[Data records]
#####

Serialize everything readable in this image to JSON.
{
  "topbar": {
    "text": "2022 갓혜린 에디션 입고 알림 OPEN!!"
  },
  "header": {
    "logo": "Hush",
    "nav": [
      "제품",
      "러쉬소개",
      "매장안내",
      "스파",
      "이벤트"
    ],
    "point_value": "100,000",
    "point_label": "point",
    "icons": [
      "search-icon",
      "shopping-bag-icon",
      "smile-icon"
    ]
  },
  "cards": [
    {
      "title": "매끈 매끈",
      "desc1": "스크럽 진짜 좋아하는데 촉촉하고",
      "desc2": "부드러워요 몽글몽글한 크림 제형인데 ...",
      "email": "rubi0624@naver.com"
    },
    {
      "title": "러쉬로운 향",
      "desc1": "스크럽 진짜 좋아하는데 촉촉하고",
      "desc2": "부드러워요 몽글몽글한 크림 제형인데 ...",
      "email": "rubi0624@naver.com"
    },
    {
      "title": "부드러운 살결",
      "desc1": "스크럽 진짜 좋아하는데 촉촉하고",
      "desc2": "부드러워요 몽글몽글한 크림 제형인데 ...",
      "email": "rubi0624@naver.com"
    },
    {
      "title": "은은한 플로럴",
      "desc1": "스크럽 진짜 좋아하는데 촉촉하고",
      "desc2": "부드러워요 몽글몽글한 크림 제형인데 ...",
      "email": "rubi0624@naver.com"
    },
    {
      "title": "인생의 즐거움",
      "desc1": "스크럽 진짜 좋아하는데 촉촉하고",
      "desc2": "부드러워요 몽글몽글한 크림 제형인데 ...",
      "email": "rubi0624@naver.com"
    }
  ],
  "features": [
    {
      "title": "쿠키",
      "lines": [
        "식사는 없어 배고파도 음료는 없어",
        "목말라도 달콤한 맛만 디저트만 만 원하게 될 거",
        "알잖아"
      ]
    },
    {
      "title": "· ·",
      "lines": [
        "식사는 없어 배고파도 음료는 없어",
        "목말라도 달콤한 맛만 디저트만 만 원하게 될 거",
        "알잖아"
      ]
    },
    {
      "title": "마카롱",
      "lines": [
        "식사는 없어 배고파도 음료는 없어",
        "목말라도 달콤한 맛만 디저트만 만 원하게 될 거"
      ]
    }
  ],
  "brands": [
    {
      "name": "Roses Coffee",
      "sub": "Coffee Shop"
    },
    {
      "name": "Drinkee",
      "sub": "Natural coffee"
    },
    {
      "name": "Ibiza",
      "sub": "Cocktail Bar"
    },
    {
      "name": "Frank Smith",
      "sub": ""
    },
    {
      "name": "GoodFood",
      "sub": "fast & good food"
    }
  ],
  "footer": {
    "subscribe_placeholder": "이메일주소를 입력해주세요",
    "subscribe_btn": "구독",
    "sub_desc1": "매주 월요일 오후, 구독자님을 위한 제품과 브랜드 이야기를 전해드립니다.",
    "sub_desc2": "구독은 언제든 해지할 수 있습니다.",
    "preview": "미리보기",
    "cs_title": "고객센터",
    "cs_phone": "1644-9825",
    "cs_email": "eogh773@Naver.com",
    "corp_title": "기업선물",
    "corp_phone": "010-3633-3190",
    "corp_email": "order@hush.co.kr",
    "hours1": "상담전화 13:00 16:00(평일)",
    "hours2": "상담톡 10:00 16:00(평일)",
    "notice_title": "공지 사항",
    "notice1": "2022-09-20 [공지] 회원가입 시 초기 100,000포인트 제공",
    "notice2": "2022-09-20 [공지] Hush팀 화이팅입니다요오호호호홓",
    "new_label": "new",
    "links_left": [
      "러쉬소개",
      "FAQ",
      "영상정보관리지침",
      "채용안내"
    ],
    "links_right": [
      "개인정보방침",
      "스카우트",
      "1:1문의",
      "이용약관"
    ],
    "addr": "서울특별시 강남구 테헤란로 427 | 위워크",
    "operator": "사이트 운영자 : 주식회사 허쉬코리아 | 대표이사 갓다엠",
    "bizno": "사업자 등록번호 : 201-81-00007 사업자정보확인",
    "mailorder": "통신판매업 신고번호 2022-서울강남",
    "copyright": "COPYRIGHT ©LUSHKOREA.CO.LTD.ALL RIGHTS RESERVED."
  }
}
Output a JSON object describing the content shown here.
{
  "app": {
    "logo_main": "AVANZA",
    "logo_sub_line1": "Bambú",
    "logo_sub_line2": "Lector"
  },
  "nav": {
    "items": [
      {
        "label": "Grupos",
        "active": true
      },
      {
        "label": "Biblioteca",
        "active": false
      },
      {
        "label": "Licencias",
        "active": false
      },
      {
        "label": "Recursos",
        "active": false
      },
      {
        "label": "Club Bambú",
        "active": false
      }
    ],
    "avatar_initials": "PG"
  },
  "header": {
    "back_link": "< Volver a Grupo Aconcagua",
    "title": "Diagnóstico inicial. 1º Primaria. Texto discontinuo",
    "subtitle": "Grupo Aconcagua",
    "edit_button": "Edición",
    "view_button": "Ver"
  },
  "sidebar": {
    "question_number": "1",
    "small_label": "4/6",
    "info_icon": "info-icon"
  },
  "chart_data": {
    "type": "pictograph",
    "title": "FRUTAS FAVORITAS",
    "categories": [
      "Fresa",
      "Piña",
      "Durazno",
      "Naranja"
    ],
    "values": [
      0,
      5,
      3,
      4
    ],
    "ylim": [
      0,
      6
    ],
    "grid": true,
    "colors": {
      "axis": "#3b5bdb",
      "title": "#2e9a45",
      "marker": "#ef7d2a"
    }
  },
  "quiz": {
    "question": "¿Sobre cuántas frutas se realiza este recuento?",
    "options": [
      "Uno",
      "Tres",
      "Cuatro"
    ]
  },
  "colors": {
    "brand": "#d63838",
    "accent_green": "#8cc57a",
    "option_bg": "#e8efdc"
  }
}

#####

## Short problem
Pull out every line of the records that includes the string "name".

## Output for this task
      "name": "Roses Coffee",
      "name": "Drinkee",
      "name": "Ibiza",
      "name": "Frank Smith",
      "name": "GoodFood",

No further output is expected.